**Directive**
All records below must be retyped exactly.

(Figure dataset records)
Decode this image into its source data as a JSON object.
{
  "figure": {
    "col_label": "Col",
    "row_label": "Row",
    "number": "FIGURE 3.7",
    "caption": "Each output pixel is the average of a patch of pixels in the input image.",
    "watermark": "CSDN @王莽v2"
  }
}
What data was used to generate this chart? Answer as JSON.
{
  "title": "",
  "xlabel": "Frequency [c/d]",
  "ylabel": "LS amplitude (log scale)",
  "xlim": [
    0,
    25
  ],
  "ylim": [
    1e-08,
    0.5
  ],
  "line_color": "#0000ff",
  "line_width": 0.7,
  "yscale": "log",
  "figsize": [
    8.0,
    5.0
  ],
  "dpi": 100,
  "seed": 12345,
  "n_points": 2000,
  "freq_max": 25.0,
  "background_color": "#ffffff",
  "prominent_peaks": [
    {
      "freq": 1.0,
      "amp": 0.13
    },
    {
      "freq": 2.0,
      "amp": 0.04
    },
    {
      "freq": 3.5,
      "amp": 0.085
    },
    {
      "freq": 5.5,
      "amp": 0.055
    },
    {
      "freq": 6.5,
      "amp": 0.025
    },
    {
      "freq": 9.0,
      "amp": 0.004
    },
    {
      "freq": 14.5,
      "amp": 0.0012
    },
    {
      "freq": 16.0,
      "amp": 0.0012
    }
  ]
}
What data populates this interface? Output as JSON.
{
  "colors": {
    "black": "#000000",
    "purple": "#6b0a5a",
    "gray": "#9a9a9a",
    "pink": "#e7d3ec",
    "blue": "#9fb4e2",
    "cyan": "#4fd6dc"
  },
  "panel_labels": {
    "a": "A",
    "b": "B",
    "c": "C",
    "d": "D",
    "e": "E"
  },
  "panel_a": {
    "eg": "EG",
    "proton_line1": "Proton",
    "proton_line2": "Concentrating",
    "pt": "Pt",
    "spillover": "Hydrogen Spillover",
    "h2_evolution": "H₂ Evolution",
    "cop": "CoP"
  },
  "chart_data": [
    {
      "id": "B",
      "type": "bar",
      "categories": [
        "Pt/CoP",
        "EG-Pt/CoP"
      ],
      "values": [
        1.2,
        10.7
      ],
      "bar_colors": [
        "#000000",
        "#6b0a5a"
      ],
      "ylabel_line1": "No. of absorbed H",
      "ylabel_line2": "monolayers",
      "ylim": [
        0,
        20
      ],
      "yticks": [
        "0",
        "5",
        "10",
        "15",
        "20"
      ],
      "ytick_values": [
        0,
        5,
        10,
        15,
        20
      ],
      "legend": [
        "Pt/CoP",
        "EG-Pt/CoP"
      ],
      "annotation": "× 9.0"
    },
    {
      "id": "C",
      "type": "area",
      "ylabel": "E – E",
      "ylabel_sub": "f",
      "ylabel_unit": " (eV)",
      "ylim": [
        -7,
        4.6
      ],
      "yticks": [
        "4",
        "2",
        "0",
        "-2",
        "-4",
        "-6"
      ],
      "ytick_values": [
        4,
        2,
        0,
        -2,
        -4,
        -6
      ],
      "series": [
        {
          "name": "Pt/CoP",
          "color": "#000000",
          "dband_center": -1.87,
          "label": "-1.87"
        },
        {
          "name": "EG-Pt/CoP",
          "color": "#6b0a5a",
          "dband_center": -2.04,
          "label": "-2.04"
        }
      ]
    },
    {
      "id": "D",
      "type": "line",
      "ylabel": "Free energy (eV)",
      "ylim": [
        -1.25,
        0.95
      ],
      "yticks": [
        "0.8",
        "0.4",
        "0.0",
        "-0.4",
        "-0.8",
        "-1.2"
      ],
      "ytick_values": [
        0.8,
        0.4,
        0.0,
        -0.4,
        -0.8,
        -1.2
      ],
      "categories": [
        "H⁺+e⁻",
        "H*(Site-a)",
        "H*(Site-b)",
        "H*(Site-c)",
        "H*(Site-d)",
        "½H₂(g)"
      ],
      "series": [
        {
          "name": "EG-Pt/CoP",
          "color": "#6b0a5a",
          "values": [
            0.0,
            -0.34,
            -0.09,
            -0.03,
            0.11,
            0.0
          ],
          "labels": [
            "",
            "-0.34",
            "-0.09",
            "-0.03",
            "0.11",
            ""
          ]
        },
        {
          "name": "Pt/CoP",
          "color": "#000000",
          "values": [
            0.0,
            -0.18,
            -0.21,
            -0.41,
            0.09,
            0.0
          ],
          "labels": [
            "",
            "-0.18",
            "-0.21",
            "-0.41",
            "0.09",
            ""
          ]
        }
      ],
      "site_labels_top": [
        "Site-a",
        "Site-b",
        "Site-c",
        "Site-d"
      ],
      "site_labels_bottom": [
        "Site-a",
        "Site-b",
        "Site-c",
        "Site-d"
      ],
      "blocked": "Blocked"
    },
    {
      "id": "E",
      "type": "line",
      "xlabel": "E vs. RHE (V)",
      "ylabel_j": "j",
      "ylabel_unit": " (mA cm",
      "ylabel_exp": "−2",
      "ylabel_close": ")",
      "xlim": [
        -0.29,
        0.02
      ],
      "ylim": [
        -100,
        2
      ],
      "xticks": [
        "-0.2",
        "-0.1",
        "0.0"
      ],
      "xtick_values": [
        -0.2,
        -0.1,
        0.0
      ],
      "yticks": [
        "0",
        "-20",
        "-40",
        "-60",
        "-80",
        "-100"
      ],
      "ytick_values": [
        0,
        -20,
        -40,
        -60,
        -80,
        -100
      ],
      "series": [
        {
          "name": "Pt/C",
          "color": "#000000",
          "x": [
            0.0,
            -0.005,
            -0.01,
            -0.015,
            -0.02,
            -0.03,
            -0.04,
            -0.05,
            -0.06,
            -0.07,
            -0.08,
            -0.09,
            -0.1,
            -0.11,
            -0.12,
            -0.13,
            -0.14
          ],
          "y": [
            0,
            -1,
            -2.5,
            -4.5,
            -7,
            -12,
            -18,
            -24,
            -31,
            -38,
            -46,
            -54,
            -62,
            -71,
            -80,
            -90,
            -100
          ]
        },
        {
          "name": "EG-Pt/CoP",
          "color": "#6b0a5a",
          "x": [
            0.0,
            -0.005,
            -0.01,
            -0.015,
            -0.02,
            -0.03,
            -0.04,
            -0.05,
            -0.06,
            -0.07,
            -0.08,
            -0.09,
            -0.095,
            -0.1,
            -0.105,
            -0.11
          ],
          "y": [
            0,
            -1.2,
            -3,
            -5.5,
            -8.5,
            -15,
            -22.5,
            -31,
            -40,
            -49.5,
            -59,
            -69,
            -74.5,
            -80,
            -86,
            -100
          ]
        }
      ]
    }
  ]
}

**Solution to the exercise**
Decode this image into its source data as a JSON object.
{
  "figure": {
    "col_label": "Col",
    "row_label": "Row",
    "number": "FIGURE 3.7",
    "caption": "Each output pixel is the average of a patch of pixels in the input image.",
    "watermark": "CSDN @王莽v2"
  }
}
What data was used to generate this chart? Answer as JSON.
{
  "title": "",
  "xlabel": "Frequency [c/d]",
  "ylabel": "LS amplitude (log scale)",
  "xlim": [
    0,
    25
  ],
  "ylim": [
    1e-08,
    0.5
  ],
  "line_color": "#0000ff",
  "line_width": 0.7,
  "yscale": "log",
  "figsize": [
    8.0,
    5.0
  ],
  "dpi": 100,
  "seed": 12345,
  "n_points": 2000,
  "freq_max": 25.0,
  "background_color": "#ffffff",
  "prominent_peaks": [
    {
      "freq": 1.0,
      "amp": 0.13
    },
    {
      "freq": 2.0,
      "amp": 0.04
    },
    {
      "freq": 3.5,
      "amp": 0.085
    },
    {
      "freq": 5.5,
      "amp": 0.055
    },
    {
      "freq": 6.5,
      "amp": 0.025
    },
    {
      "freq": 9.0,
      "amp": 0.004
    },
    {
      "freq": 14.5,
      "amp": 0.0012
    },
    {
      "freq": 16.0,
      "amp": 0.0012
    }
  ]
}
What data populates this interface? Output as JSON.
{
  "colors": {
    "black": "#000000",
    "purple": "#6b0a5a",
    "gray": "#9a9a9a",
    "pink": "#e7d3ec",
    "blue": "#9fb4e2",
    "cyan": "#4fd6dc"
  },
  "panel_labels": {
    "a": "A",
    "b": "B",
    "c": "C",
    "d": "D",
    "e": "E"
  },
  "panel_a": {
    "eg": "EG",
    "proton_line1": "Proton",
    "proton_line2": "Concentrating",
    "pt": "Pt",
    "spillover": "Hydrogen Spillover",
    "h2_evolution": "H₂ Evolution",
    "cop": "CoP"
  },
  "chart_data": [
    {
      "id": "B",
      "type": "bar",
      "categories": [
        "Pt/CoP",
        "EG-Pt/CoP"
      ],
      "values": [
        1.2,
        10.7
      ],
      "bar_colors": [
        "#000000",
        "#6b0a5a"
      ],
      "ylabel_line1": "No. of absorbed H",
      "ylabel_line2": "monolayers",
      "ylim": [
        0,
        20
      ],
      "yticks": [
        "0",
        "5",
        "10",
        "15",
        "20"
      ],
      "ytick_values": [
        0,
        5,
        10,
        15,
        20
      ],
      "legend": [
        "Pt/CoP",
        "EG-Pt/CoP"
      ],
      "annotation": "× 9.0"
    },
    {
      "id": "C",
      "type": "area",
      "ylabel": "E – E",
      "ylabel_sub": "f",
      "ylabel_unit": " (eV)",
      "ylim": [
        -7,
        4.6
      ],
      "yticks": [
        "4",
        "2",
        "0",
        "-2",
        "-4",
        "-6"
      ],
      "ytick_values": [
        4,
        2,
        0,
        -2,
        -4,
        -6
      ],
      "series": [
        {
          "name": "Pt/CoP",
          "color": "#000000",
          "dband_center": -1.87,
          "label": "-1.87"
        },
        {
          "name": "EG-Pt/CoP",
          "color": "#6b0a5a",
          "dband_center": -2.04,
          "label": "-2.04"
        }
      ]
    },
    {
      "id": "D",
      "type": "line",
      "ylabel": "Free energy (eV)",
      "ylim": [
        -1.25,
        0.95
      ],
      "yticks": [
        "0.8",
        "0.4",
        "0.0",
        "-0.4",
        "-0.8",
        "-1.2"
      ],
      "ytick_values": [
        0.8,
        0.4,
        0.0,
        -0.4,
        -0.8,
        -1.2
      ],
      "categories": [
        "H⁺+e⁻",
        "H*(Site-a)",
        "H*(Site-b)",
        "H*(Site-c)",
        "H*(Site-d)",
        "½H₂(g)"
      ],
      "series": [
        {
          "name": "EG-Pt/CoP",
          "color": "#6b0a5a",
          "values": [
            0.0,
            -0.34,
            -0.09,
            -0.03,
            0.11,
            0.0
          ],
          "labels": [
            "",
            "-0.34",
            "-0.09",
            "-0.03",
            "0.11",
            ""
          ]
        },
        {
          "name": "Pt/CoP",
          "color": "#000000",
          "values": [
            0.0,
            -0.18,
            -0.21,
            -0.41,
            0.09,
            0.0
          ],
          "labels": [
            "",
            "-0.18",
            "-0.21",
            "-0.41",
            "0.09",
            ""
          ]
        }
      ],
      "site_labels_top": [
        "Site-a",
        "Site-b",
        "Site-c",
        "Site-d"
      ],
      "site_labels_bottom": [
        "Site-a",
        "Site-b",
        "Site-c",
        "Site-d"
      ],
      "blocked": "Blocked"
    },
    {
      "id": "E",
      "type": "line",
      "xlabel": "E vs. RHE (V)",
      "ylabel_j": "j",
      "ylabel_unit": " (mA cm",
      "ylabel_exp": "−2",
      "ylabel_close": ")",
      "xlim": [
        -0.29,
        0.02
      ],
      "ylim": [
        -100,
        2
      ],
      "xticks": [
        "-0.2",
        "-0.1",
        "0.0"
      ],
      "xtick_values": [
        -0.2,
        -0.1,
        0.0
      ],
      "yticks": [
        "0",
        "-20",
        "-40",
        "-60",
        "-80",
        "-100"
      ],
      "ytick_values": [
        0,
        -20,
        -40,
        -60,
        -80,
        -100
      ],
      "series": [
        {
          "name": "Pt/C",
          "color": "#000000",
          "x": [
            0.0,
            -0.005,
            -0.01,
            -0.015,
            -0.02,
            -0.03,
            -0.04,
            -0.05,
            -0.06,
            -0.07,
            -0.08,
            -0.09,
            -0.1,
            -0.11,
            -0.12,
            -0.13,
            -0.14
          ],
          "y": [
            0,
            -1,
            -2.5,
            -4.5,
            -7,
            -12,
            -18,
            -24,
            -31,
            -38,
            -46,
            -54,
            -62,
            -71,
            -80,
            -90,
            -100
          ]
        },
        {
          "name": "EG-Pt/CoP",
          "color": "#6b0a5a",
          "x": [
            0.0,
            -0.005,
            -0.01,
            -0.015,
            -0.02,
            -0.03,
            -0.04,
            -0.05,
            -0.06,
            -0.07,
            -0.08,
            -0.09,
            -0.095,
            -0.1,
            -0.105,
            -0.11
          ],
          "y": [
            0,
            -1.2,
            -3,
            -5.5,
            -8.5,
            -15,
            -22.5,
            -31,
            -40,
            -49.5,
            -59,
            -69,
            -74.5,
            -80,
            -86,
            -100
          ]
        }
      ]
    }
  ]
}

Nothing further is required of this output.